--- Begin DATA TO USE ---

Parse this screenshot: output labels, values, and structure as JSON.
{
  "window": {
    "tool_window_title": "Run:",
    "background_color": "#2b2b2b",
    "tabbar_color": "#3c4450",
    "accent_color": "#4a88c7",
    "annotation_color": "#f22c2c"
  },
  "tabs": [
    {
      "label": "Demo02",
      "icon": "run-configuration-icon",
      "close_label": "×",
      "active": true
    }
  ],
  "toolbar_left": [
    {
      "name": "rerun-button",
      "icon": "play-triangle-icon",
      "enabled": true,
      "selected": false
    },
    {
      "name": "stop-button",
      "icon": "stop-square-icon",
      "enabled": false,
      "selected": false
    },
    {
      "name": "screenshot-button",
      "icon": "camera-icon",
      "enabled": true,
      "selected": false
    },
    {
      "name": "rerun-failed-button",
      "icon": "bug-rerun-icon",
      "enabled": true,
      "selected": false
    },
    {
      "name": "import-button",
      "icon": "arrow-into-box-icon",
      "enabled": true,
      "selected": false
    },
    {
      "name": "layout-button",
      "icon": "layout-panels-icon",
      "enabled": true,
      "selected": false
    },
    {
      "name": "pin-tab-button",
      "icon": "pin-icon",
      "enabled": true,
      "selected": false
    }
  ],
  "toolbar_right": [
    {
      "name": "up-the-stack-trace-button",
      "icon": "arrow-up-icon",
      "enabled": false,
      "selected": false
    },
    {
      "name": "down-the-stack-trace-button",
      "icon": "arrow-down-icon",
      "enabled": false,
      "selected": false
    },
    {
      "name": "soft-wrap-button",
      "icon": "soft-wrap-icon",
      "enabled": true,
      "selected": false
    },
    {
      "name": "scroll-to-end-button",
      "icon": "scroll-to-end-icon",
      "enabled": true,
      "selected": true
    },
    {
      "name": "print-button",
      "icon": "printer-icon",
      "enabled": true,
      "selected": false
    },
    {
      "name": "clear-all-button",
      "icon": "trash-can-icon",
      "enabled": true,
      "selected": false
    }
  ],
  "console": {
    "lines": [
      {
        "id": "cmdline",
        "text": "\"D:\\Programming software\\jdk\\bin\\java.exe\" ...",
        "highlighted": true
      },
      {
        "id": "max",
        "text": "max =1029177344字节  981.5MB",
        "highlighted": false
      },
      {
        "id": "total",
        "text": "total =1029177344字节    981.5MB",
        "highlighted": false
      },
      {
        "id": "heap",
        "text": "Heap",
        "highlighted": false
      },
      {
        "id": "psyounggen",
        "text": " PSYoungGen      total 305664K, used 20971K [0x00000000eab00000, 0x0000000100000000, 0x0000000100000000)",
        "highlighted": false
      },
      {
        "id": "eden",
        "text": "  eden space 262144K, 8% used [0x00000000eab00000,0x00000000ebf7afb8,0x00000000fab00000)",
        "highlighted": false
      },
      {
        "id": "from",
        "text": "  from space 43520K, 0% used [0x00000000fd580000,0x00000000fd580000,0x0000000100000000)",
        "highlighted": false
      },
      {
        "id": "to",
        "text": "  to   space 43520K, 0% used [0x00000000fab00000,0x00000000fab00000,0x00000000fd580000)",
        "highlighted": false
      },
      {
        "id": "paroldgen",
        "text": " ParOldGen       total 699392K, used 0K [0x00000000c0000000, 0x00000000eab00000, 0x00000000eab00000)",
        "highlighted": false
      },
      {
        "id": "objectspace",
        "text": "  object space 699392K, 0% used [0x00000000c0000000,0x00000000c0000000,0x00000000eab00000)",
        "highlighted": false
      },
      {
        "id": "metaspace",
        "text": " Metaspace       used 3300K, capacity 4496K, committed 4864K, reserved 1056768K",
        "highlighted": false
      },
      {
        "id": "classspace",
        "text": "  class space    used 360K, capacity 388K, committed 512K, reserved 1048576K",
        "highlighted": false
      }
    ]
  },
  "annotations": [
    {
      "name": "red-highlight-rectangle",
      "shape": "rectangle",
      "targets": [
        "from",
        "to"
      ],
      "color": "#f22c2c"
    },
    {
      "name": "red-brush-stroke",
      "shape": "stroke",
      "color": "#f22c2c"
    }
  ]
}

--- End DATA TO USE ---
--- Begin DATA TO USE ---

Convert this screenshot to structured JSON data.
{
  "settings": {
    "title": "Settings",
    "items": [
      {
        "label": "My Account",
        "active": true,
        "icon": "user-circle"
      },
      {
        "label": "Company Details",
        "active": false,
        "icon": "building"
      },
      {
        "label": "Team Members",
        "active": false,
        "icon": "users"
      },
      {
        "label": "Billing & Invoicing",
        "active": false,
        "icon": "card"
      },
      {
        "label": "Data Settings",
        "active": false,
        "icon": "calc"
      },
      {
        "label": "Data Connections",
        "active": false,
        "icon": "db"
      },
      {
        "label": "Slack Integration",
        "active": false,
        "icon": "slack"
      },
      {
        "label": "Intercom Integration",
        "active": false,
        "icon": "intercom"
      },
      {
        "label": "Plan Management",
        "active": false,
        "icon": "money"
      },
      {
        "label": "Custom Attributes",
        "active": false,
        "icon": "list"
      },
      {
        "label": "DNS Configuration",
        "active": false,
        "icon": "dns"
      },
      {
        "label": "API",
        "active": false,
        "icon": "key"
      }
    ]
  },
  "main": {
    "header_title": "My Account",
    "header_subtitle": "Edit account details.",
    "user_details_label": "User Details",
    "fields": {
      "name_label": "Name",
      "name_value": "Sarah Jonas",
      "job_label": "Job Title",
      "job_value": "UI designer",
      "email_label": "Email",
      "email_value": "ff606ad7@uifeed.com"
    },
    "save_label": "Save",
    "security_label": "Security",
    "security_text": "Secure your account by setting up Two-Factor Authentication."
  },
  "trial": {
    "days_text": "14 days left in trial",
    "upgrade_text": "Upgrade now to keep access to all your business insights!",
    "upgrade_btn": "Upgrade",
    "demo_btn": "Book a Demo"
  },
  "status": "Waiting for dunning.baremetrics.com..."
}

--- End DATA TO USE ---
--- Begin DATA TO USE ---

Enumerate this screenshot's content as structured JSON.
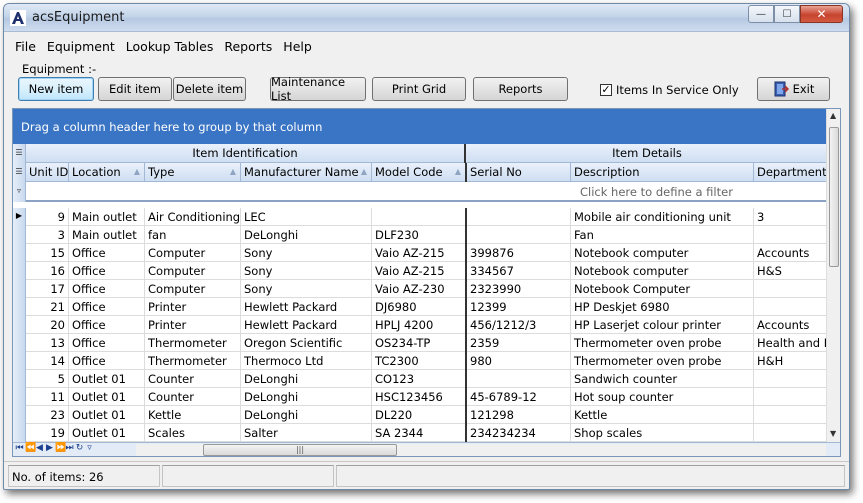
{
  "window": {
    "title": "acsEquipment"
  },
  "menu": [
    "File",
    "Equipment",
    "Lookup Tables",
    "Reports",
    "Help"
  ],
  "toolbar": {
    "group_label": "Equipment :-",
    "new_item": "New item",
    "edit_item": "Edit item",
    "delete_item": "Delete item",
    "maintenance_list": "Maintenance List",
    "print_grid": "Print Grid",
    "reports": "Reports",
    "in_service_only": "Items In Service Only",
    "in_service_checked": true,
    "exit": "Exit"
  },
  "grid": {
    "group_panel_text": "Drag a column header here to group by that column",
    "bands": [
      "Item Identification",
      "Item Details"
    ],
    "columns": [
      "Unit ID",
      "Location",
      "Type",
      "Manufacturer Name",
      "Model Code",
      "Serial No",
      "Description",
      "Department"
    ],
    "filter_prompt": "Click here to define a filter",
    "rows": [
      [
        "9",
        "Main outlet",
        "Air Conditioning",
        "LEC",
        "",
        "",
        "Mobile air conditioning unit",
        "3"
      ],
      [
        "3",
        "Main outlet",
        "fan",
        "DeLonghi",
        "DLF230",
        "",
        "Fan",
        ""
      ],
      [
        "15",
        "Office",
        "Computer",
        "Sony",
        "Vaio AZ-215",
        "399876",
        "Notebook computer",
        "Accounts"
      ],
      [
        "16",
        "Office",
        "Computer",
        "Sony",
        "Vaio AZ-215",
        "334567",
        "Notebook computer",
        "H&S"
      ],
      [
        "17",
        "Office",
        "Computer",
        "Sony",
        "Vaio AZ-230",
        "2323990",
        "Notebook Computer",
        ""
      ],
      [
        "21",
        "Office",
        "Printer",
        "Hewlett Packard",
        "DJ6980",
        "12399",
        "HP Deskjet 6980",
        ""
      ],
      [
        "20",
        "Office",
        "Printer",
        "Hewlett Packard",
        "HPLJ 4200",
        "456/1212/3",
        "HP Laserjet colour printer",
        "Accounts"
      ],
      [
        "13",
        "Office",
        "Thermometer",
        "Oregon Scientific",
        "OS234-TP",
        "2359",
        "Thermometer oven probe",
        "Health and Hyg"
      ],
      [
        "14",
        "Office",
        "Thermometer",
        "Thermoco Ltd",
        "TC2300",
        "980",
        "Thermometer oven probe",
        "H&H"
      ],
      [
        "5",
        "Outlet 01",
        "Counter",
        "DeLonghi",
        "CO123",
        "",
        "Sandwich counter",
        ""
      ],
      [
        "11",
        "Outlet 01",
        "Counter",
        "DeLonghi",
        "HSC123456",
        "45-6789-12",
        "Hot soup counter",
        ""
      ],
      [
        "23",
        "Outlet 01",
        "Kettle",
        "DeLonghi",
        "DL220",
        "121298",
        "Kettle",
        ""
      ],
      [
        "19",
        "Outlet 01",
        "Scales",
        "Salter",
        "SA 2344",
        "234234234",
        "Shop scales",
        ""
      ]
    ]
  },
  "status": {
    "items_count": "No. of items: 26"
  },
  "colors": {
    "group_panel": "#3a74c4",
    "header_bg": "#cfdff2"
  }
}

--- End DATA TO USE ---

AIM OF THE TASK: Write out every line of the data that holds the word "stack".

SOLUTION FOR THIS EXERCISE:
      "name": "up-the-stack-trace-button",
      "name": "down-the-stack-trace-button",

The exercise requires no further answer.